Leave out the pictures and transcribe everything else exactly.

** start of Materials provided **

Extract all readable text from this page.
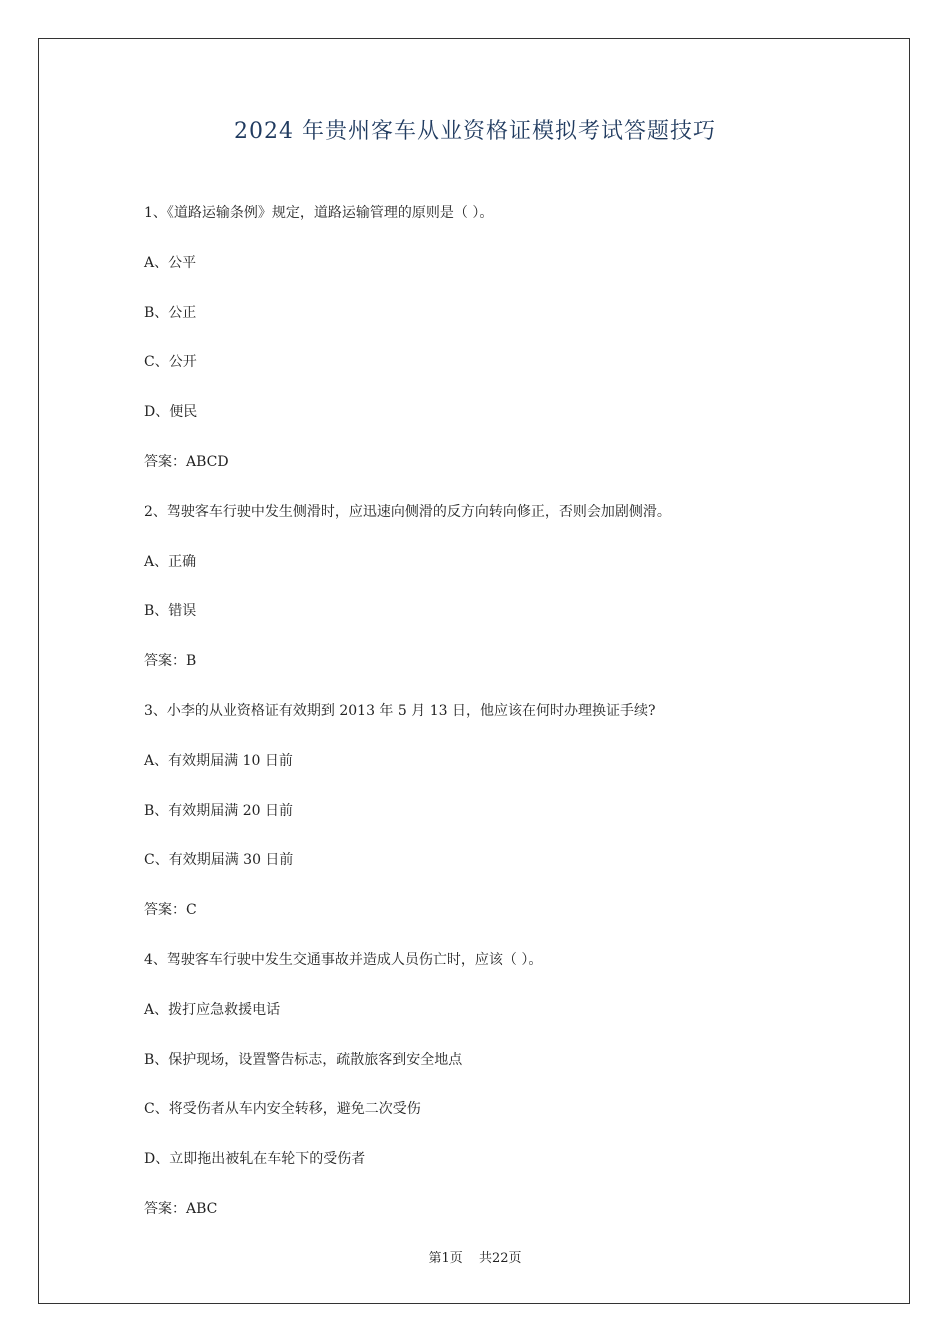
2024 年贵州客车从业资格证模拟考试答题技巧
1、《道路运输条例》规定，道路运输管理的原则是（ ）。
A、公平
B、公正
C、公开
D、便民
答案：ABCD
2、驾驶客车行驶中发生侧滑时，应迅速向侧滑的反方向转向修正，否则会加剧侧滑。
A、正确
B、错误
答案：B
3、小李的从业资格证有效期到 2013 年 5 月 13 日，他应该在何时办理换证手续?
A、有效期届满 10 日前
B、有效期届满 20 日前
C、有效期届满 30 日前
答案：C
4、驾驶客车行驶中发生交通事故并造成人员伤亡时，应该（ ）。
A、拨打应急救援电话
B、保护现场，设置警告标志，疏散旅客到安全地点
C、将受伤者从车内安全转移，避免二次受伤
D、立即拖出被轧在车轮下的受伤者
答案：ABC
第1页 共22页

** end of Materials provided **

▸ **Finished task**:
Extract all readable text from this page.
2024 年贵州客车从业资格证模拟考试答题技巧
1、《道路运输条例》规定，道路运输管理的原则是（ ）。
A、公平
B、公正
C、公开
D、便民
答案：ABCD
2、驾驶客车行驶中发生侧滑时，应迅速向侧滑的反方向转向修正，否则会加剧侧滑。
A、正确
B、错误
答案：B
3、小李的从业资格证有效期到 2013 年 5 月 13 日，他应该在何时办理换证手续?
A、有效期届满 10 日前
B、有效期届满 20 日前
C、有效期届满 30 日前
答案：C
4、驾驶客车行驶中发生交通事故并造成人员伤亡时，应该（ ）。
A、拨打应急救援电话
B、保护现场，设置警告标志，疏散旅客到安全地点
C、将受伤者从车内安全转移，避免二次受伤
D、立即拖出被轧在车轮下的受伤者
答案：ABC
第1页 共22页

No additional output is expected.